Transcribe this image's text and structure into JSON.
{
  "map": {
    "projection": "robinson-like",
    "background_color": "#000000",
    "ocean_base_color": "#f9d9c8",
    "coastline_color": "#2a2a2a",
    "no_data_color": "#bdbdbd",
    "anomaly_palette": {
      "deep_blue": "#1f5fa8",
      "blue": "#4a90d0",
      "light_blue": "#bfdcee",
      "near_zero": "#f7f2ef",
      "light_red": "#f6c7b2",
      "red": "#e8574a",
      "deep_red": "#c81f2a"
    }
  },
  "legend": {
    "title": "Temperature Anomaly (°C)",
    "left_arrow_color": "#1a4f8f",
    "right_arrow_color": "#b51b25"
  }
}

* [WHAT THE EXERCISE ASKS]: Reproduce the material in full, with no word added or dropped.

* [EXERCISE OUTPUT]:
Transcribe this image's text and structure into JSON.
{
  "map": {
    "projection": "robinson-like",
    "background_color": "#000000",
    "ocean_base_color": "#f9d9c8",
    "coastline_color": "#2a2a2a",
    "no_data_color": "#bdbdbd",
    "anomaly_palette": {
      "deep_blue": "#1f5fa8",
      "blue": "#4a90d0",
      "light_blue": "#bfdcee",
      "near_zero": "#f7f2ef",
      "light_red": "#f6c7b2",
      "red": "#e8574a",
      "deep_red": "#c81f2a"
    }
  },
  "legend": {
    "title": "Temperature Anomaly (°C)",
    "left_arrow_color": "#1a4f8f",
    "right_arrow_color": "#b51b25"
  }
}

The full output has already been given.